Work required -> Examine each line of the data. Copy those that contain the string "ploen".

Source material ->
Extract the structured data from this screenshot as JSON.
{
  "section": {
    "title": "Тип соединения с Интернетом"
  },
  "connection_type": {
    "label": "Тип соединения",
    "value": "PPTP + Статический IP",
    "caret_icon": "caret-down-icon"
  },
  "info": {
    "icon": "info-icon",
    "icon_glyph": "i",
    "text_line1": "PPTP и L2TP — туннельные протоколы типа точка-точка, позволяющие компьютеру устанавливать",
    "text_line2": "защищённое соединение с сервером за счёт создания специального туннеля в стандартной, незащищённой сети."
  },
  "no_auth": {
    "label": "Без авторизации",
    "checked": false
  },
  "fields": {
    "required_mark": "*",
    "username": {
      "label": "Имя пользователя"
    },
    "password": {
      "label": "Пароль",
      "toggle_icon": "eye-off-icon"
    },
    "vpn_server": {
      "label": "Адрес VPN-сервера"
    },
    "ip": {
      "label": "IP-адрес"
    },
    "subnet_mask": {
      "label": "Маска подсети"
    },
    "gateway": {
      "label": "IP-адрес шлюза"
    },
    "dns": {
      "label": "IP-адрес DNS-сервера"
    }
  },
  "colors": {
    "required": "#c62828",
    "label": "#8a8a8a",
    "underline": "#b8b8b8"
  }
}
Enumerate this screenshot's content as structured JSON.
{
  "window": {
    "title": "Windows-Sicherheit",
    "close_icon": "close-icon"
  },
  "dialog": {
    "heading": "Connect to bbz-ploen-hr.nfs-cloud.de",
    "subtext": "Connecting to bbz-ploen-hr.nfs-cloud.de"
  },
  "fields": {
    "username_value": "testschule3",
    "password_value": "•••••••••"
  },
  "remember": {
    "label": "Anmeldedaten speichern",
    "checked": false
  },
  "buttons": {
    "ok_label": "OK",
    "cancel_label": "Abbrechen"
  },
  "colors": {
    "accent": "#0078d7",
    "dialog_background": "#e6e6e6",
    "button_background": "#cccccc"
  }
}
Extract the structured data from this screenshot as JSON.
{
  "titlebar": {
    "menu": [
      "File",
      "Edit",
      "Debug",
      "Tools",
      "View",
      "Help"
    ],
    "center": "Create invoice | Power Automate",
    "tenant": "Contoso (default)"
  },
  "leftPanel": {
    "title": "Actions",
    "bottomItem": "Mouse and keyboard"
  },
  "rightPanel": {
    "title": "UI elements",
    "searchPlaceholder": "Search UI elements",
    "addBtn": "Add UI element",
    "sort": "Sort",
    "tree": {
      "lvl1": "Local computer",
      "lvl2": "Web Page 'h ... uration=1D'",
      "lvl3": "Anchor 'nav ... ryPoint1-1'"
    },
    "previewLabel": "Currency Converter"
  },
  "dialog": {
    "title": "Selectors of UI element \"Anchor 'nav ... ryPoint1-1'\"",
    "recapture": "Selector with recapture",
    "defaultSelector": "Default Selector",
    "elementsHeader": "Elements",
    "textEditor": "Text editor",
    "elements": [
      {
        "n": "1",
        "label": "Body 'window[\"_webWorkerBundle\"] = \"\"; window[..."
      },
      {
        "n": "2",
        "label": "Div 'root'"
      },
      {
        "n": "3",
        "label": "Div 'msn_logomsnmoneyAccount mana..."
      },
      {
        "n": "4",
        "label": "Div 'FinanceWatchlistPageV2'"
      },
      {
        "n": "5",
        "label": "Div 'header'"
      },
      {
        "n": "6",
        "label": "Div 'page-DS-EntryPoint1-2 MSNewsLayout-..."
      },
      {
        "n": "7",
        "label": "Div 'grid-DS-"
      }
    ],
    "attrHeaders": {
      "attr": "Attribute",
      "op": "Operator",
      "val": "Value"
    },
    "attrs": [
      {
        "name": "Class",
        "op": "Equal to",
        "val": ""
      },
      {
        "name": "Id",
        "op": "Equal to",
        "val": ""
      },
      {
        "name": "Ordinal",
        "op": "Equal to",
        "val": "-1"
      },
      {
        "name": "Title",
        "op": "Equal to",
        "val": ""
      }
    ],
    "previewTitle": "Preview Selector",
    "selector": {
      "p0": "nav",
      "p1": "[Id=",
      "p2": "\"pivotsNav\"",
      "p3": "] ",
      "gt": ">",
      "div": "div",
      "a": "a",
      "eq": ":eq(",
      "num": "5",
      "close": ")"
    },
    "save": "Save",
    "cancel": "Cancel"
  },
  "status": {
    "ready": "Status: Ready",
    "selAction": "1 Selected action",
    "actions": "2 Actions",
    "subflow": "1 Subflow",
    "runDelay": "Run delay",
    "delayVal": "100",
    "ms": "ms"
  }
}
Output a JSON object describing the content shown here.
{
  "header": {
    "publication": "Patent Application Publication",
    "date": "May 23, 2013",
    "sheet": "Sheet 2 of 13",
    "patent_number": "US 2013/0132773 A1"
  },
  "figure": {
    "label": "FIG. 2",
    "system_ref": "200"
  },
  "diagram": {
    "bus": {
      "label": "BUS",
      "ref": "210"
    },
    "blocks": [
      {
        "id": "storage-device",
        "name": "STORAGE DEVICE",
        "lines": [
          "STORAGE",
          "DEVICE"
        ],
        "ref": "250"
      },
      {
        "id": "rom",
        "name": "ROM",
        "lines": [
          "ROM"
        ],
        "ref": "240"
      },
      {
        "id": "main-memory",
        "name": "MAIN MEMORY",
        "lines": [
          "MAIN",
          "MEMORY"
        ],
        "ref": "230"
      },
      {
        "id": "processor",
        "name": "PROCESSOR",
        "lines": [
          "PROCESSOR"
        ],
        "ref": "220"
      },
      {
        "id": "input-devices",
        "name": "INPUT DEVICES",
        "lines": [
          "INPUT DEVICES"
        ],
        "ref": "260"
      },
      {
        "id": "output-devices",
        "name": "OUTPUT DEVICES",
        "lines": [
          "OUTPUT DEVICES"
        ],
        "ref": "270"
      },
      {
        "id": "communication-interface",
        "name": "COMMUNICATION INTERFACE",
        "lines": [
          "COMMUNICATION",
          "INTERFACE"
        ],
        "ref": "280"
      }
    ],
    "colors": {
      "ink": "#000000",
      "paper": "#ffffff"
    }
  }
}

Output ->
    "heading": "Connect to bbz-ploen-hr.nfs-cloud.de",
    "subtext": "Connecting to bbz-ploen-hr.nfs-cloud.de"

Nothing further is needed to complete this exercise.